TASK STATEMENT> Pull out every line below containing the word "this".

[Recorded data]

......

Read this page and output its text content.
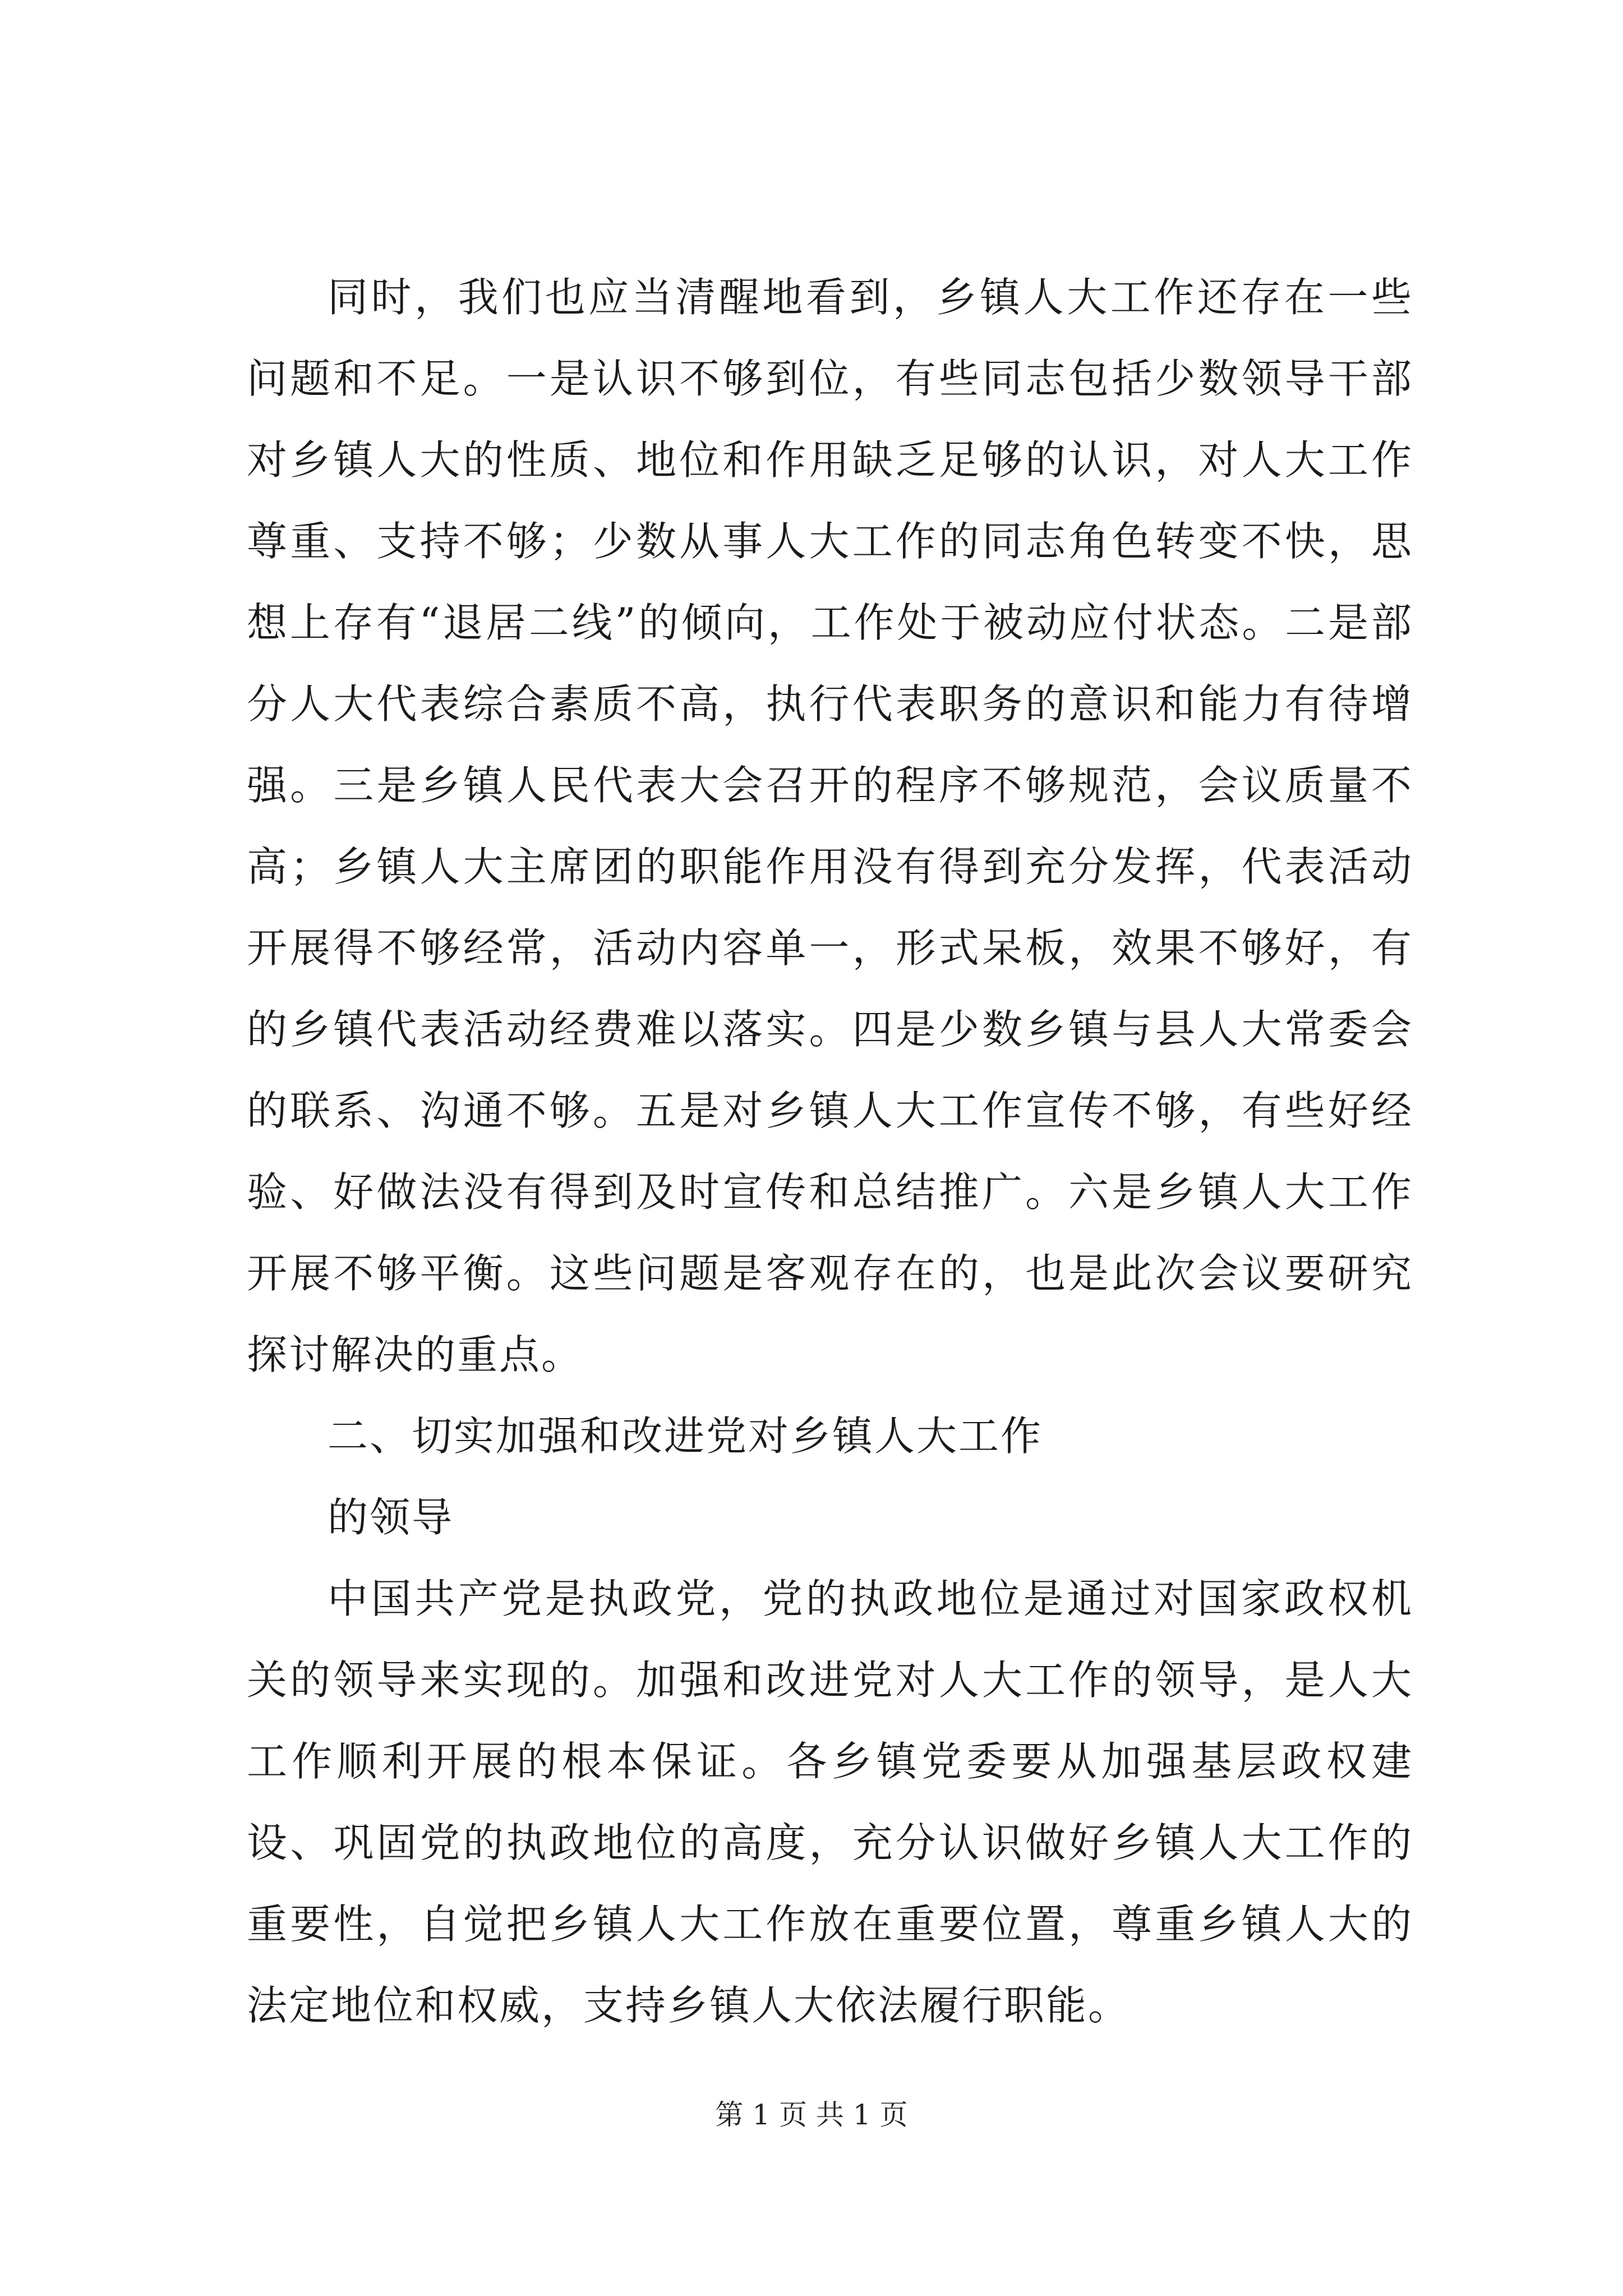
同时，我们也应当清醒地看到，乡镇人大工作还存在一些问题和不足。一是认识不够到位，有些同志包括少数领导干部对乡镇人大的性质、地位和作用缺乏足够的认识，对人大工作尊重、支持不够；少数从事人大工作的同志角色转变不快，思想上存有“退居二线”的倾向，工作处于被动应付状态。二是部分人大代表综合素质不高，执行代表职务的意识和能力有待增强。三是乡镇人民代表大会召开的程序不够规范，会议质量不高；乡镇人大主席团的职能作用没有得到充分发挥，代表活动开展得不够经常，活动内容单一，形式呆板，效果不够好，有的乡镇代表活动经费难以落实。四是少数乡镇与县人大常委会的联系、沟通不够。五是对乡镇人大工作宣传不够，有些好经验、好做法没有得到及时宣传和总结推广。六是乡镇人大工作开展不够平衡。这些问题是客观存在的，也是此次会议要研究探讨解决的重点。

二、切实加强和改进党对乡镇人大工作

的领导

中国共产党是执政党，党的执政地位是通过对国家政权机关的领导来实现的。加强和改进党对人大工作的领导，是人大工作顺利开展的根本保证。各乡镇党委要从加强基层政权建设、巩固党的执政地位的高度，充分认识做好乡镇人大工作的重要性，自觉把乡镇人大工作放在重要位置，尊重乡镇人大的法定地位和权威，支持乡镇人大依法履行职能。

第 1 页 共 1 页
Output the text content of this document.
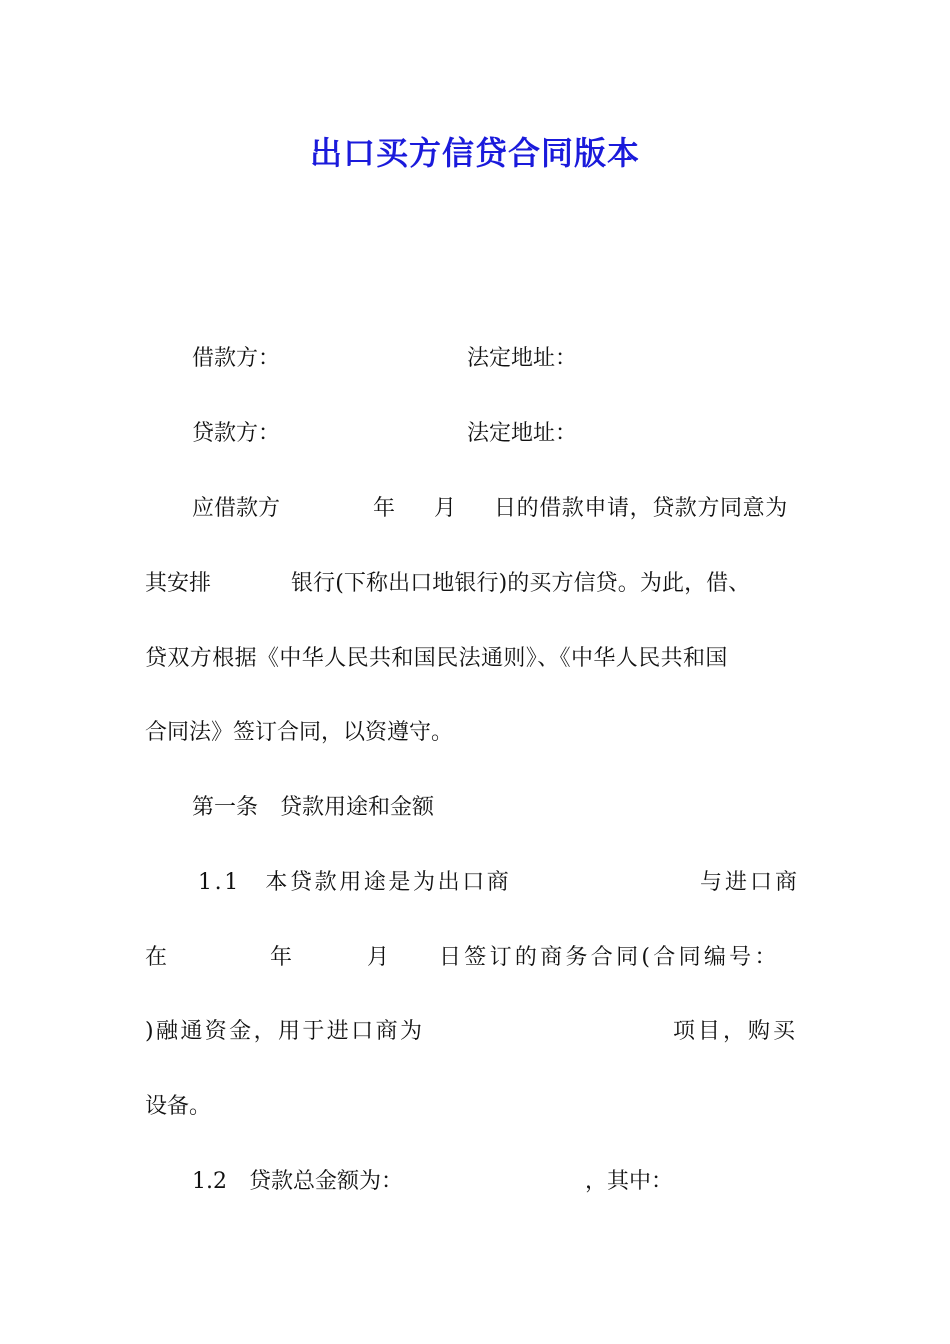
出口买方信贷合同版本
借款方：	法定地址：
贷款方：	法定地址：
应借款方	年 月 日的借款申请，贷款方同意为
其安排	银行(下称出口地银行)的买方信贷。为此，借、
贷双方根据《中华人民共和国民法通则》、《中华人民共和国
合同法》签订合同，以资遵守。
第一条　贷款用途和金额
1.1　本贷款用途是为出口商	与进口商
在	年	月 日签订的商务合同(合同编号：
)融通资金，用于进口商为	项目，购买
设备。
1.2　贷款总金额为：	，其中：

......

ANSWER TO THE TASK>
Read this page and output its text content.
Output the text content of this document.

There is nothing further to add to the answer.